Stored items from a collection:

"""

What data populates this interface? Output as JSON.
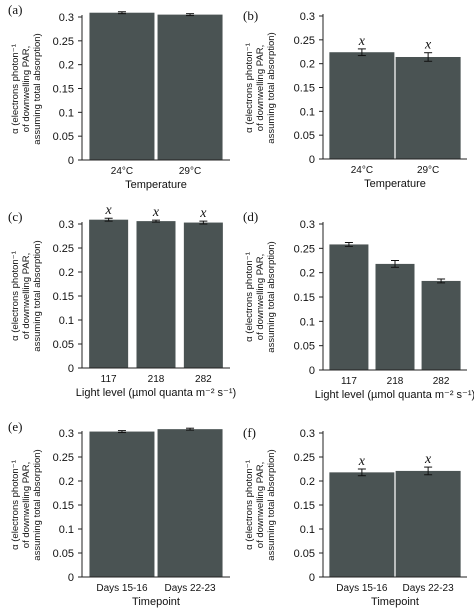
{
  "colors": {
    "bar": "#4a5353",
    "axis": "#222222",
    "error": "#111111"
  },
  "ylabel": [
    "α (electrons photon⁻¹",
    "of downwelling PAR,",
    "assuming total absorption)"
  ],
  "chart_data": [
    {
      "type": "bar",
      "panel_label": "(a)",
      "categories": [
        "24°C",
        "29°C"
      ],
      "values": [
        0.309,
        0.305
      ],
      "errors": [
        0.002,
        0.002
      ],
      "annotations": [
        "",
        ""
      ],
      "xlabel": "Temperature",
      "ylim": [
        0,
        0.3
      ],
      "yticks": [
        "0",
        "0.05",
        "0.1",
        "0.15",
        "0.2",
        "0.25",
        "0.3"
      ]
    },
    {
      "type": "bar",
      "panel_label": "(b)",
      "categories": [
        "24°C",
        "29°C"
      ],
      "values": [
        0.224,
        0.214
      ],
      "errors": [
        0.007,
        0.009
      ],
      "annotations": [
        "x",
        "x"
      ],
      "xlabel": "Temperature",
      "ylim": [
        0,
        0.3
      ],
      "yticks": [
        "0",
        "0.05",
        "0.1",
        "0.15",
        "0.2",
        "0.25",
        "0.3"
      ]
    },
    {
      "type": "bar",
      "panel_label": "(c)",
      "categories": [
        "117",
        "218",
        "282"
      ],
      "values": [
        0.309,
        0.306,
        0.303
      ],
      "errors": [
        0.003,
        0.002,
        0.003
      ],
      "annotations": [
        "x",
        "x",
        "x"
      ],
      "xlabel": "Light level (µmol quanta m⁻² s⁻¹)",
      "ylim": [
        0,
        0.3
      ],
      "yticks": [
        "0",
        "0.05",
        "0.1",
        "0.15",
        "0.2",
        "0.25",
        "0.3"
      ]
    },
    {
      "type": "bar",
      "panel_label": "(d)",
      "categories": [
        "117",
        "218",
        "282"
      ],
      "values": [
        0.258,
        0.218,
        0.183
      ],
      "errors": [
        0.004,
        0.007,
        0.004
      ],
      "annotations": [
        "",
        "",
        ""
      ],
      "xlabel": "Light level (µmol quanta m⁻² s⁻¹)",
      "ylim": [
        0,
        0.3
      ],
      "yticks": [
        "0",
        "0.05",
        "0.1",
        "0.15",
        "0.2",
        "0.25",
        "0.3"
      ]
    },
    {
      "type": "bar",
      "panel_label": "(e)",
      "categories": [
        "Days 15-16",
        "Days 22-23"
      ],
      "values": [
        0.303,
        0.308
      ],
      "errors": [
        0.002,
        0.002
      ],
      "annotations": [
        "",
        ""
      ],
      "xlabel": "Timepoint",
      "ylim": [
        0,
        0.3
      ],
      "yticks": [
        "0",
        "0.05",
        "0.1",
        "0.15",
        "0.2",
        "0.25",
        "0.3"
      ]
    },
    {
      "type": "bar",
      "panel_label": "(f)",
      "categories": [
        "Days 15-16",
        "Days 22-23"
      ],
      "values": [
        0.218,
        0.221
      ],
      "errors": [
        0.007,
        0.008
      ],
      "annotations": [
        "x",
        "x"
      ],
      "xlabel": "Timepoint",
      "ylim": [
        0,
        0.3
      ],
      "yticks": [
        "0",
        "0.05",
        "0.1",
        "0.15",
        "0.2",
        "0.25",
        "0.3"
      ]
    }
  ]
}
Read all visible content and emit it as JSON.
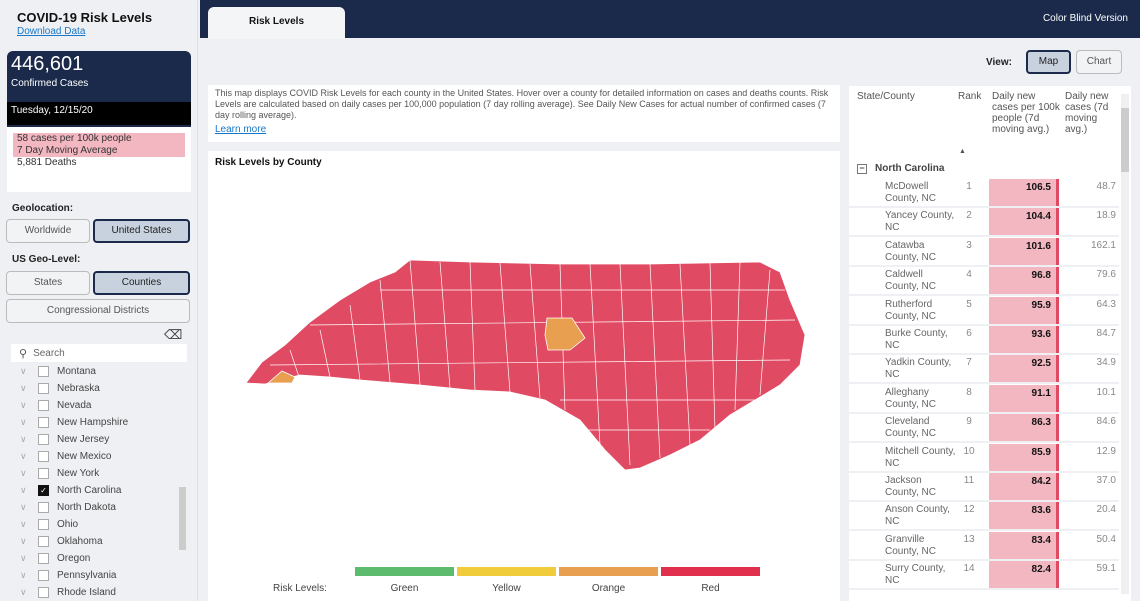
{
  "sidebar": {
    "title": "COVID-19 Risk Levels",
    "download": "Download Data",
    "confirmed": "446,601",
    "confirmed_label": "Confirmed Cases",
    "date": "Tuesday, 12/15/20",
    "stat1": "58 cases per 100k people",
    "stat2": "7 Day Moving Average",
    "deaths": "5,881 Deaths",
    "geo_label": "Geolocation:",
    "geo_options": [
      "Worldwide",
      "United States"
    ],
    "geo_selected": "United States",
    "level_label": "US Geo-Level:",
    "level_options": [
      "States",
      "Counties",
      "Congressional Districts"
    ],
    "level_selected": "Counties",
    "search_placeholder": "Search",
    "states": [
      {
        "name": "Montana",
        "checked": false
      },
      {
        "name": "Nebraska",
        "checked": false
      },
      {
        "name": "Nevada",
        "checked": false
      },
      {
        "name": "New Hampshire",
        "checked": false
      },
      {
        "name": "New Jersey",
        "checked": false
      },
      {
        "name": "New Mexico",
        "checked": false
      },
      {
        "name": "New York",
        "checked": false
      },
      {
        "name": "North Carolina",
        "checked": true
      },
      {
        "name": "North Dakota",
        "checked": false
      },
      {
        "name": "Ohio",
        "checked": false
      },
      {
        "name": "Oklahoma",
        "checked": false
      },
      {
        "name": "Oregon",
        "checked": false
      },
      {
        "name": "Pennsylvania",
        "checked": false
      },
      {
        "name": "Rhode Island",
        "checked": false
      }
    ]
  },
  "header": {
    "tab": "Risk Levels",
    "color_blind": "Color Blind Version"
  },
  "view": {
    "label": "View:",
    "map": "Map",
    "chart": "Chart",
    "selected": "Map"
  },
  "description": {
    "text": "This map displays COVID Risk Levels for each county in the United States. Hover over a county for detailed information on cases and deaths counts. Risk Levels are calculated based on daily cases per 100,000 population (7 day rolling average). See Daily New Cases for actual number of confirmed cases (7 day rolling average).",
    "link": "Learn more"
  },
  "map": {
    "title": "Risk Levels by County",
    "legend_label": "Risk Levels:",
    "levels": [
      {
        "name": "Green",
        "color": "#5dbb6e"
      },
      {
        "name": "Yellow",
        "color": "#f0cc3a"
      },
      {
        "name": "Orange",
        "color": "#e8a050"
      },
      {
        "name": "Red",
        "color": "#e0304e"
      }
    ],
    "county_color": "#e04a62",
    "orange_color": "#e8a050"
  },
  "table": {
    "headers": [
      "State/County",
      "Rank",
      "Daily new cases per 100k people (7d moving avg.)",
      "Daily new cases (7d moving avg.)"
    ],
    "group": "North Carolina",
    "rows": [
      {
        "county": "McDowell County, NC",
        "rank": "1",
        "per100k": "106.5",
        "cases": "48.7"
      },
      {
        "county": "Yancey County, NC",
        "rank": "2",
        "per100k": "104.4",
        "cases": "18.9"
      },
      {
        "county": "Catawba County, NC",
        "rank": "3",
        "per100k": "101.6",
        "cases": "162.1"
      },
      {
        "county": "Caldwell County, NC",
        "rank": "4",
        "per100k": "96.8",
        "cases": "79.6"
      },
      {
        "county": "Rutherford County, NC",
        "rank": "5",
        "per100k": "95.9",
        "cases": "64.3"
      },
      {
        "county": "Burke County, NC",
        "rank": "6",
        "per100k": "93.6",
        "cases": "84.7"
      },
      {
        "county": "Yadkin County, NC",
        "rank": "7",
        "per100k": "92.5",
        "cases": "34.9"
      },
      {
        "county": "Alleghany County, NC",
        "rank": "8",
        "per100k": "91.1",
        "cases": "10.1"
      },
      {
        "county": "Cleveland County, NC",
        "rank": "9",
        "per100k": "86.3",
        "cases": "84.6"
      },
      {
        "county": "Mitchell County, NC",
        "rank": "10",
        "per100k": "85.9",
        "cases": "12.9"
      },
      {
        "county": "Jackson County, NC",
        "rank": "11",
        "per100k": "84.2",
        "cases": "37.0"
      },
      {
        "county": "Anson County, NC",
        "rank": "12",
        "per100k": "83.6",
        "cases": "20.4"
      },
      {
        "county": "Granville County, NC",
        "rank": "13",
        "per100k": "83.4",
        "cases": "50.4"
      },
      {
        "county": "Surry County, NC",
        "rank": "14",
        "per100k": "82.4",
        "cases": "59.1"
      }
    ]
  }
}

"""

(EXERCISE OBJECTIVE)
Which lines of the material contain the string "North"? List each of them.

(FINISHED ANSWER)
        "name": "North Carolina",
        "name": "North Dakota",
    "group": "North Carolina",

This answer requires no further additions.